PROBLEM STATEMENT. Restate the full set of records exactly, word for word.

[BEGIN PROVIDED ENTRIES]

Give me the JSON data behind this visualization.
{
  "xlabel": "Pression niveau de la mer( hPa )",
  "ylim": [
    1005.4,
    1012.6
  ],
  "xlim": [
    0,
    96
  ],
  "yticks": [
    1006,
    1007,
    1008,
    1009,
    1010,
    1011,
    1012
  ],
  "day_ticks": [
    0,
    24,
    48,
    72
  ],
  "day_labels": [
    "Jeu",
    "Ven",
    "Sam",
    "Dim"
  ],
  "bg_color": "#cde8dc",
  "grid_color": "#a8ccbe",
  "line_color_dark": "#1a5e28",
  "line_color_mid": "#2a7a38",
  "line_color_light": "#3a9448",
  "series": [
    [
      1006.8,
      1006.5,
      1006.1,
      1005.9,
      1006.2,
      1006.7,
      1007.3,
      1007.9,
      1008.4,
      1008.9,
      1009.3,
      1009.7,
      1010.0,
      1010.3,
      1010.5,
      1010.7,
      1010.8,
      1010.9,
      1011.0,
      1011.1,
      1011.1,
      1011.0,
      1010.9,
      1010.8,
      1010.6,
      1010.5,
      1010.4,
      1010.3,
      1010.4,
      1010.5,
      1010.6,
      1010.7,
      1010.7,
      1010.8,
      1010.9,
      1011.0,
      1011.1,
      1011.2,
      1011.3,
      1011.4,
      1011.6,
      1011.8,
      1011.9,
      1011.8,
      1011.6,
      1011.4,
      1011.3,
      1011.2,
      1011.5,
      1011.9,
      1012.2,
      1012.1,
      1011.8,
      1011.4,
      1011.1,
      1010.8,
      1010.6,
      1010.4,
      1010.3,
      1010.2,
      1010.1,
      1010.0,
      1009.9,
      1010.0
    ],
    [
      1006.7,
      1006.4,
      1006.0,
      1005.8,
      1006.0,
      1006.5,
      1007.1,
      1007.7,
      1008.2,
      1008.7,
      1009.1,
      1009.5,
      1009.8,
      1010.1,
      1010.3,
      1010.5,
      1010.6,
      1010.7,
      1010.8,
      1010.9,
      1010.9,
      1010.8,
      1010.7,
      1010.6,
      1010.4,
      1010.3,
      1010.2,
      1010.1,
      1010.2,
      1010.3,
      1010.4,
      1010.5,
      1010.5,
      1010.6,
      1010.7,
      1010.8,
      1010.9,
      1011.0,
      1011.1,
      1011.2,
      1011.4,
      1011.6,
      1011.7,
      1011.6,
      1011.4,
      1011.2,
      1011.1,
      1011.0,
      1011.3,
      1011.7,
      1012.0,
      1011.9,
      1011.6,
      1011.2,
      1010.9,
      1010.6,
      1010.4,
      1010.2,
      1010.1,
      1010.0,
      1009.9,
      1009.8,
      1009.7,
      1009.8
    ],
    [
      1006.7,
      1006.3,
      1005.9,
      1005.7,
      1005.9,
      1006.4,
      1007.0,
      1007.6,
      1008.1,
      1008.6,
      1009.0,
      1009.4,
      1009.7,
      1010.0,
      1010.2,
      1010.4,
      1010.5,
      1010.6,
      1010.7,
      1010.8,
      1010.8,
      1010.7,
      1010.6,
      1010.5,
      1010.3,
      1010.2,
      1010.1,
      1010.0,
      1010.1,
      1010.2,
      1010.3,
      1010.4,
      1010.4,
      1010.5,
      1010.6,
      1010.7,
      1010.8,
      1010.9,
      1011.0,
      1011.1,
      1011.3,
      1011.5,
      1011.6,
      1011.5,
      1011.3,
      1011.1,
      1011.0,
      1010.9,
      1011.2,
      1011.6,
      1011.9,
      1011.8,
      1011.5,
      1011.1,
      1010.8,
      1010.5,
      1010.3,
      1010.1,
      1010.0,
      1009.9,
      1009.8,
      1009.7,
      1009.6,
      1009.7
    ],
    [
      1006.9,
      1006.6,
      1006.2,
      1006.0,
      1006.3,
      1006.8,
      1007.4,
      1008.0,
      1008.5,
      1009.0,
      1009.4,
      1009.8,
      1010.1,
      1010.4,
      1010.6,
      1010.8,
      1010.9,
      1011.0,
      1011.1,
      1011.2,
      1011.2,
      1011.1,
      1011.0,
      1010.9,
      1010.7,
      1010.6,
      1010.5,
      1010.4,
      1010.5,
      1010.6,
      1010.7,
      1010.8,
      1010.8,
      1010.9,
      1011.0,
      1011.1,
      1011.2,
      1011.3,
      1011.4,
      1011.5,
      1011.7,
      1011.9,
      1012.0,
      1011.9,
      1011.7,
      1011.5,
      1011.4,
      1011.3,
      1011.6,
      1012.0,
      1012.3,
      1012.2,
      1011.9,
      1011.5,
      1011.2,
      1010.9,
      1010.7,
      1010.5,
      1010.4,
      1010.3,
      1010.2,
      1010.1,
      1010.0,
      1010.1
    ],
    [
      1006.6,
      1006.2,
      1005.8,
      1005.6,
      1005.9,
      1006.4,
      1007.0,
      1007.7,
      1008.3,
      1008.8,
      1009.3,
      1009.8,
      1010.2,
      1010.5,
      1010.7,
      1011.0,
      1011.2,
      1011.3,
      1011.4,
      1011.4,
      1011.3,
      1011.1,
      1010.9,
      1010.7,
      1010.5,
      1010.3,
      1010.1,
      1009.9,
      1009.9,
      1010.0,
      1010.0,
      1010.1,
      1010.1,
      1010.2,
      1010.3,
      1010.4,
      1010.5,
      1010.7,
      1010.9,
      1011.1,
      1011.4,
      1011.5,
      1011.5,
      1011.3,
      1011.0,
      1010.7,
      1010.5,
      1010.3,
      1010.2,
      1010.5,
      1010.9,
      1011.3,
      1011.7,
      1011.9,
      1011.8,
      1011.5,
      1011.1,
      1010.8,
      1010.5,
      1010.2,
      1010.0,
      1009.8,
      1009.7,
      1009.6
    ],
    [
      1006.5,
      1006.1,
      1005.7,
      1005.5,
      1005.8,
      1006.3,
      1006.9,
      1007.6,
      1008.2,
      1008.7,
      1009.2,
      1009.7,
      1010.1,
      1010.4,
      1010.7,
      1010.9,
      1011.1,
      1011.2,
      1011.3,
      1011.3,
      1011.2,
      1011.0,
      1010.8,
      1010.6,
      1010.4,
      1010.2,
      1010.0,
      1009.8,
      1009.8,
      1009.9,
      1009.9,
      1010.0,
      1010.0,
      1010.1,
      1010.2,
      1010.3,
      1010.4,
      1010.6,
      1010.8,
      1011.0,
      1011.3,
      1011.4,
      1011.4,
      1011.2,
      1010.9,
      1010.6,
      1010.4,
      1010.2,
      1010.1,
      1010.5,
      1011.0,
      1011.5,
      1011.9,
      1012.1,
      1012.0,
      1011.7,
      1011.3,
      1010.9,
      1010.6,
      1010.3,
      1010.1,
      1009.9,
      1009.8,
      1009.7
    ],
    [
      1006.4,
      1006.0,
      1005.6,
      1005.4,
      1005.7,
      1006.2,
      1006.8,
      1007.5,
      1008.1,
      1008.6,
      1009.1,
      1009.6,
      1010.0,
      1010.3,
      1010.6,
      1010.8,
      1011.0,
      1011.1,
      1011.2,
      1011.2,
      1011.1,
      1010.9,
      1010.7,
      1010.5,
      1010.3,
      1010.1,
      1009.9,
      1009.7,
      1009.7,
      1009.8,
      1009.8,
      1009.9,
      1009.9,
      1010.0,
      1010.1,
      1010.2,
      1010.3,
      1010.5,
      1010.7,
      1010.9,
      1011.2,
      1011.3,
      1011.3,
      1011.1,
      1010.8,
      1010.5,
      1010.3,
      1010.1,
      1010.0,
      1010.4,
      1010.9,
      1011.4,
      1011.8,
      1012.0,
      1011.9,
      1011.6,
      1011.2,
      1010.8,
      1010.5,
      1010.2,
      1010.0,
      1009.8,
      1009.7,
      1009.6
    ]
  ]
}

[END PROVIDED ENTRIES]

ANSWER IN FULL.
Give me the JSON data behind this visualization.
{
  "xlabel": "Pression niveau de la mer( hPa )",
  "ylim": [
    1005.4,
    1012.6
  ],
  "xlim": [
    0,
    96
  ],
  "yticks": [
    1006,
    1007,
    1008,
    1009,
    1010,
    1011,
    1012
  ],
  "day_ticks": [
    0,
    24,
    48,
    72
  ],
  "day_labels": [
    "Jeu",
    "Ven",
    "Sam",
    "Dim"
  ],
  "bg_color": "#cde8dc",
  "grid_color": "#a8ccbe",
  "line_color_dark": "#1a5e28",
  "line_color_mid": "#2a7a38",
  "line_color_light": "#3a9448",
  "series": [
    [
      1006.8,
      1006.5,
      1006.1,
      1005.9,
      1006.2,
      1006.7,
      1007.3,
      1007.9,
      1008.4,
      1008.9,
      1009.3,
      1009.7,
      1010.0,
      1010.3,
      1010.5,
      1010.7,
      1010.8,
      1010.9,
      1011.0,
      1011.1,
      1011.1,
      1011.0,
      1010.9,
      1010.8,
      1010.6,
      1010.5,
      1010.4,
      1010.3,
      1010.4,
      1010.5,
      1010.6,
      1010.7,
      1010.7,
      1010.8,
      1010.9,
      1011.0,
      1011.1,
      1011.2,
      1011.3,
      1011.4,
      1011.6,
      1011.8,
      1011.9,
      1011.8,
      1011.6,
      1011.4,
      1011.3,
      1011.2,
      1011.5,
      1011.9,
      1012.2,
      1012.1,
      1011.8,
      1011.4,
      1011.1,
      1010.8,
      1010.6,
      1010.4,
      1010.3,
      1010.2,
      1010.1,
      1010.0,
      1009.9,
      1010.0
    ],
    [
      1006.7,
      1006.4,
      1006.0,
      1005.8,
      1006.0,
      1006.5,
      1007.1,
      1007.7,
      1008.2,
      1008.7,
      1009.1,
      1009.5,
      1009.8,
      1010.1,
      1010.3,
      1010.5,
      1010.6,
      1010.7,
      1010.8,
      1010.9,
      1010.9,
      1010.8,
      1010.7,
      1010.6,
      1010.4,
      1010.3,
      1010.2,
      1010.1,
      1010.2,
      1010.3,
      1010.4,
      1010.5,
      1010.5,
      1010.6,
      1010.7,
      1010.8,
      1010.9,
      1011.0,
      1011.1,
      1011.2,
      1011.4,
      1011.6,
      1011.7,
      1011.6,
      1011.4,
      1011.2,
      1011.1,
      1011.0,
      1011.3,
      1011.7,
      1012.0,
      1011.9,
      1011.6,
      1011.2,
      1010.9,
      1010.6,
      1010.4,
      1010.2,
      1010.1,
      1010.0,
      1009.9,
      1009.8,
      1009.7,
      1009.8
    ],
    [
      1006.7,
      1006.3,
      1005.9,
      1005.7,
      1005.9,
      1006.4,
      1007.0,
      1007.6,
      1008.1,
      1008.6,
      1009.0,
      1009.4,
      1009.7,
      1010.0,
      1010.2,
      1010.4,
      1010.5,
      1010.6,
      1010.7,
      1010.8,
      1010.8,
      1010.7,
      1010.6,
      1010.5,
      1010.3,
      1010.2,
      1010.1,
      1010.0,
      1010.1,
      1010.2,
      1010.3,
      1010.4,
      1010.4,
      1010.5,
      1010.6,
      1010.7,
      1010.8,
      1010.9,
      1011.0,
      1011.1,
      1011.3,
      1011.5,
      1011.6,
      1011.5,
      1011.3,
      1011.1,
      1011.0,
      1010.9,
      1011.2,
      1011.6,
      1011.9,
      1011.8,
      1011.5,
      1011.1,
      1010.8,
      1010.5,
      1010.3,
      1010.1,
      1010.0,
      1009.9,
      1009.8,
      1009.7,
      1009.6,
      1009.7
    ],
    [
      1006.9,
      1006.6,
      1006.2,
      1006.0,
      1006.3,
      1006.8,
      1007.4,
      1008.0,
      1008.5,
      1009.0,
      1009.4,
      1009.8,
      1010.1,
      1010.4,
      1010.6,
      1010.8,
      1010.9,
      1011.0,
      1011.1,
      1011.2,
      1011.2,
      1011.1,
      1011.0,
      1010.9,
      1010.7,
      1010.6,
      1010.5,
      1010.4,
      1010.5,
      1010.6,
      1010.7,
      1010.8,
      1010.8,
      1010.9,
      1011.0,
      1011.1,
      1011.2,
      1011.3,
      1011.4,
      1011.5,
      1011.7,
      1011.9,
      1012.0,
      1011.9,
      1011.7,
      1011.5,
      1011.4,
      1011.3,
      1011.6,
      1012.0,
      1012.3,
      1012.2,
      1011.9,
      1011.5,
      1011.2,
      1010.9,
      1010.7,
      1010.5,
      1010.4,
      1010.3,
      1010.2,
      1010.1,
      1010.0,
      1010.1
    ],
    [
      1006.6,
      1006.2,
      1005.8,
      1005.6,
      1005.9,
      1006.4,
      1007.0,
      1007.7,
      1008.3,
      1008.8,
      1009.3,
      1009.8,
      1010.2,
      1010.5,
      1010.7,
      1011.0,
      1011.2,
      1011.3,
      1011.4,
      1011.4,
      1011.3,
      1011.1,
      1010.9,
      1010.7,
      1010.5,
      1010.3,
      1010.1,
      1009.9,
      1009.9,
      1010.0,
      1010.0,
      1010.1,
      1010.1,
      1010.2,
      1010.3,
      1010.4,
      1010.5,
      1010.7,
      1010.9,
      1011.1,
      1011.4,
      1011.5,
      1011.5,
      1011.3,
      1011.0,
      1010.7,
      1010.5,
      1010.3,
      1010.2,
      1010.5,
      1010.9,
      1011.3,
      1011.7,
      1011.9,
      1011.8,
      1011.5,
      1011.1,
      1010.8,
      1010.5,
      1010.2,
      1010.0,
      1009.8,
      1009.7,
      1009.6
    ],
    [
      1006.5,
      1006.1,
      1005.7,
      1005.5,
      1005.8,
      1006.3,
      1006.9,
      1007.6,
      1008.2,
      1008.7,
      1009.2,
      1009.7,
      1010.1,
      1010.4,
      1010.7,
      1010.9,
      1011.1,
      1011.2,
      1011.3,
      1011.3,
      1011.2,
      1011.0,
      1010.8,
      1010.6,
      1010.4,
      1010.2,
      1010.0,
      1009.8,
      1009.8,
      1009.9,
      1009.9,
      1010.0,
      1010.0,
      1010.1,
      1010.2,
      1010.3,
      1010.4,
      1010.6,
      1010.8,
      1011.0,
      1011.3,
      1011.4,
      1011.4,
      1011.2,
      1010.9,
      1010.6,
      1010.4,
      1010.2,
      1010.1,
      1010.5,
      1011.0,
      1011.5,
      1011.9,
      1012.1,
      1012.0,
      1011.7,
      1011.3,
      1010.9,
      1010.6,
      1010.3,
      1010.1,
      1009.9,
      1009.8,
      1009.7
    ],
    [
      1006.4,
      1006.0,
      1005.6,
      1005.4,
      1005.7,
      1006.2,
      1006.8,
      1007.5,
      1008.1,
      1008.6,
      1009.1,
      1009.6,
      1010.0,
      1010.3,
      1010.6,
      1010.8,
      1011.0,
      1011.1,
      1011.2,
      1011.2,
      1011.1,
      1010.9,
      1010.7,
      1010.5,
      1010.3,
      1010.1,
      1009.9,
      1009.7,
      1009.7,
      1009.8,
      1009.8,
      1009.9,
      1009.9,
      1010.0,
      1010.1,
      1010.2,
      1010.3,
      1010.5,
      1010.7,
      1010.9,
      1011.2,
      1011.3,
      1011.3,
      1011.1,
      1010.8,
      1010.5,
      1010.3,
      1010.1,
      1010.0,
      1010.4,
      1010.9,
      1011.4,
      1011.8,
      1012.0,
      1011.9,
      1011.6,
      1011.2,
      1010.8,
      1010.5,
      1010.2,
      1010.0,
      1009.8,
      1009.7,
      1009.6
    ]
  ]
}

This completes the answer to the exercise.